> **To do**: Give back each entry unchanged, minus pictures.

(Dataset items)
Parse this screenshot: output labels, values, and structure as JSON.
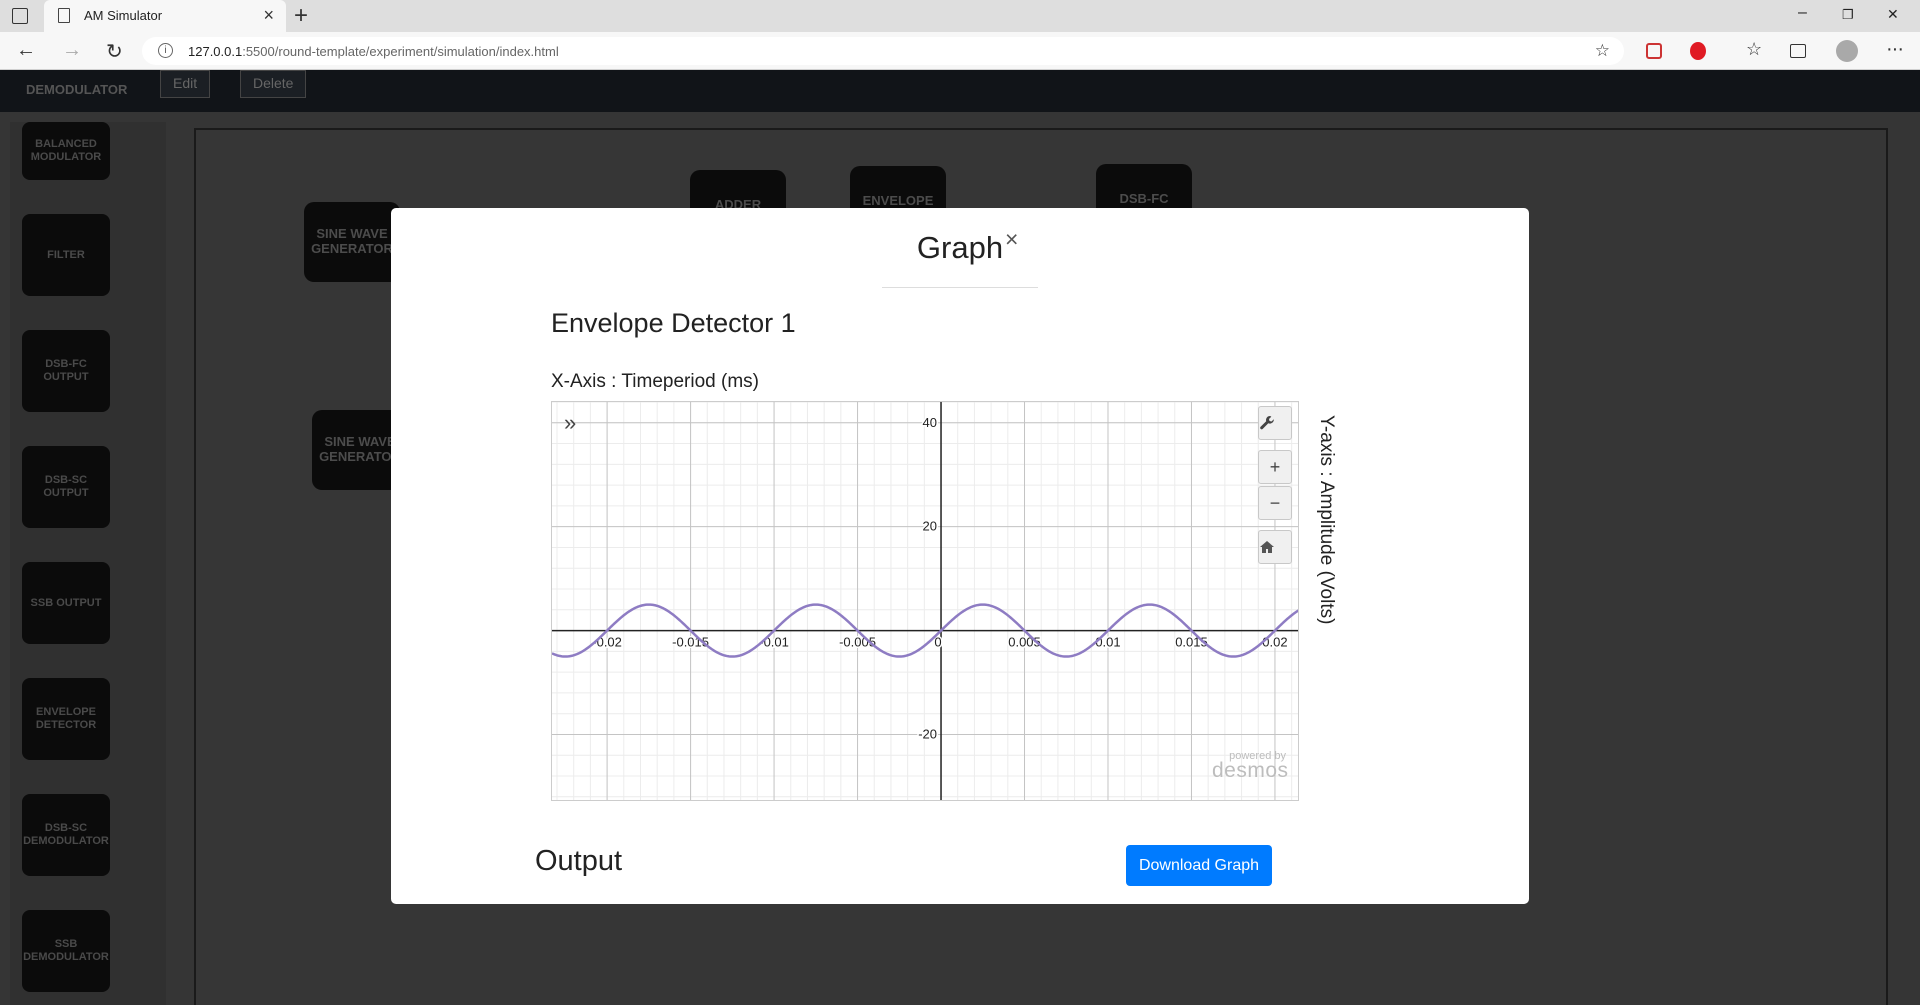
{
  "browser": {
    "tab_title": "AM Simulator",
    "tab_close": "×",
    "new_tab": "+",
    "url": "127.0.0.1:5500/round-template/experiment/simulation/index.html",
    "url_host": "127.0.0.1",
    "url_rest": ":5500/round-template/experiment/simulation/index.html",
    "win_minimize": "–",
    "win_restore": "❐",
    "win_close": "✕"
  },
  "app": {
    "logo": "DEMODULATOR",
    "edit_button": "Edit",
    "delete_button": "Delete",
    "sidebar": [
      "BALANCED MODULATOR",
      "FILTER",
      "DSB-FC OUTPUT",
      "DSB-SC OUTPUT",
      "SSB OUTPUT",
      "ENVELOPE DETECTOR",
      "DSB-SC DEMODULATOR",
      "SSB DEMODULATOR"
    ],
    "nodes": {
      "sine1": "SINE WAVE GENERATOR",
      "sine2": "SINE WAVE GENERATOR",
      "adder": "ADDER",
      "envelope": "ENVELOPE",
      "dsbfc": "DSB-FC"
    }
  },
  "modal": {
    "title": "Graph",
    "close": "×",
    "graph_name": "Envelope Detector 1",
    "x_axis_label": "X-Axis : Timeperiod (ms)",
    "y_axis_label": "Y-axis : Amplitude (Volts)",
    "expand_icon": "»",
    "zoom_in": "+",
    "zoom_out": "−",
    "watermark_small": "powered by",
    "watermark_large": "desmos",
    "output_label": "Output",
    "download_button": "Download Graph"
  },
  "chart_data": {
    "type": "line",
    "x_ticks": [
      -0.02,
      -0.015,
      -0.01,
      -0.005,
      0,
      0.005,
      0.01,
      0.015,
      0.02
    ],
    "x_tick_labels": [
      "-0.02",
      "-0.015",
      "-0.01",
      "-0.005",
      "0",
      "0.005",
      "0.01",
      "0.015",
      "0.02"
    ],
    "y_ticks": [
      40,
      20,
      -20
    ],
    "y_tick_labels": [
      "40",
      "20",
      "-20"
    ],
    "xlim": [
      -0.0233,
      0.0215
    ],
    "ylim": [
      -33,
      44
    ],
    "grid": true,
    "series": [
      {
        "function": "5*sin(2*pi*100*x)",
        "amplitude": 5,
        "frequency_hz": 100,
        "color": "#8e7cc3"
      }
    ]
  }
}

> **Solution to the problem**:
Parse this screenshot: output labels, values, and structure as JSON.
{
  "browser": {
    "tab_title": "AM Simulator",
    "tab_close": "×",
    "new_tab": "+",
    "url": "127.0.0.1:5500/round-template/experiment/simulation/index.html",
    "url_host": "127.0.0.1",
    "url_rest": ":5500/round-template/experiment/simulation/index.html",
    "win_minimize": "–",
    "win_restore": "❐",
    "win_close": "✕"
  },
  "app": {
    "logo": "DEMODULATOR",
    "edit_button": "Edit",
    "delete_button": "Delete",
    "sidebar": [
      "BALANCED MODULATOR",
      "FILTER",
      "DSB-FC OUTPUT",
      "DSB-SC OUTPUT",
      "SSB OUTPUT",
      "ENVELOPE DETECTOR",
      "DSB-SC DEMODULATOR",
      "SSB DEMODULATOR"
    ],
    "nodes": {
      "sine1": "SINE WAVE GENERATOR",
      "sine2": "SINE WAVE GENERATOR",
      "adder": "ADDER",
      "envelope": "ENVELOPE",
      "dsbfc": "DSB-FC"
    }
  },
  "modal": {
    "title": "Graph",
    "close": "×",
    "graph_name": "Envelope Detector 1",
    "x_axis_label": "X-Axis : Timeperiod (ms)",
    "y_axis_label": "Y-axis : Amplitude (Volts)",
    "expand_icon": "»",
    "zoom_in": "+",
    "zoom_out": "−",
    "watermark_small": "powered by",
    "watermark_large": "desmos",
    "output_label": "Output",
    "download_button": "Download Graph"
  },
  "chart_data": {
    "type": "line",
    "x_ticks": [
      -0.02,
      -0.015,
      -0.01,
      -0.005,
      0,
      0.005,
      0.01,
      0.015,
      0.02
    ],
    "x_tick_labels": [
      "-0.02",
      "-0.015",
      "-0.01",
      "-0.005",
      "0",
      "0.005",
      "0.01",
      "0.015",
      "0.02"
    ],
    "y_ticks": [
      40,
      20,
      -20
    ],
    "y_tick_labels": [
      "40",
      "20",
      "-20"
    ],
    "xlim": [
      -0.0233,
      0.0215
    ],
    "ylim": [
      -33,
      44
    ],
    "grid": true,
    "series": [
      {
        "function": "5*sin(2*pi*100*x)",
        "amplitude": 5,
        "frequency_hz": 100,
        "color": "#8e7cc3"
      }
    ]
  }
}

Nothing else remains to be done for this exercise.